▶ **STATED TASK**
Copy each line that contains the string "rest".

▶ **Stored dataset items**
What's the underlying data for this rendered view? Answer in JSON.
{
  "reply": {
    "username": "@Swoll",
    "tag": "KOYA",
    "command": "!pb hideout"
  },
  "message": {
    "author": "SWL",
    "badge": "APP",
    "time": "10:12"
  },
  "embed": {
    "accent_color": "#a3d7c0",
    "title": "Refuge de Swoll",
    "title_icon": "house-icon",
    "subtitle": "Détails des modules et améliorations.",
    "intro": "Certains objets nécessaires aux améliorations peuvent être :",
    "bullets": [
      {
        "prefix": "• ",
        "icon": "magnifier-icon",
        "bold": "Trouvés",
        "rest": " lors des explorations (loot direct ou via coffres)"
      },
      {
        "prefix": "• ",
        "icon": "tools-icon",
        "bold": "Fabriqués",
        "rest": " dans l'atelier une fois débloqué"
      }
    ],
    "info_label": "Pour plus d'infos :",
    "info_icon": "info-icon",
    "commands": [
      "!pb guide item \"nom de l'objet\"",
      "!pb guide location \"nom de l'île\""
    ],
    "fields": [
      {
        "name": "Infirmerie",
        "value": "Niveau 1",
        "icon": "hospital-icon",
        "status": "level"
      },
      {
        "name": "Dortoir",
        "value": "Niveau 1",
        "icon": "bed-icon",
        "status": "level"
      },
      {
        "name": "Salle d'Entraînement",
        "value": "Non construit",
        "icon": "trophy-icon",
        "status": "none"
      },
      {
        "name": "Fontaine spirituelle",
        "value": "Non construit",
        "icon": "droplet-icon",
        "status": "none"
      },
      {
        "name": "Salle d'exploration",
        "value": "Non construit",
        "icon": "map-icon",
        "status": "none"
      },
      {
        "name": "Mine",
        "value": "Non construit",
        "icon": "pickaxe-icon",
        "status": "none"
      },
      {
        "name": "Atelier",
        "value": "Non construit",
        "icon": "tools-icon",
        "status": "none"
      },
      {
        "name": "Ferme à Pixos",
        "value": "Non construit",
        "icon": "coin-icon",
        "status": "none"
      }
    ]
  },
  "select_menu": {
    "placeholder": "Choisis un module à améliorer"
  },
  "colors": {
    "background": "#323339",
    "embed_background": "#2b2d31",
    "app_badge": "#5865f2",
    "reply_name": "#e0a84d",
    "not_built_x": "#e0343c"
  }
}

▶ **RESULT OF THIS TASK**
        "rest": " lors des explorations (loot direct ou via coffres)"
        "rest": " dans l'atelier une fois débloqué"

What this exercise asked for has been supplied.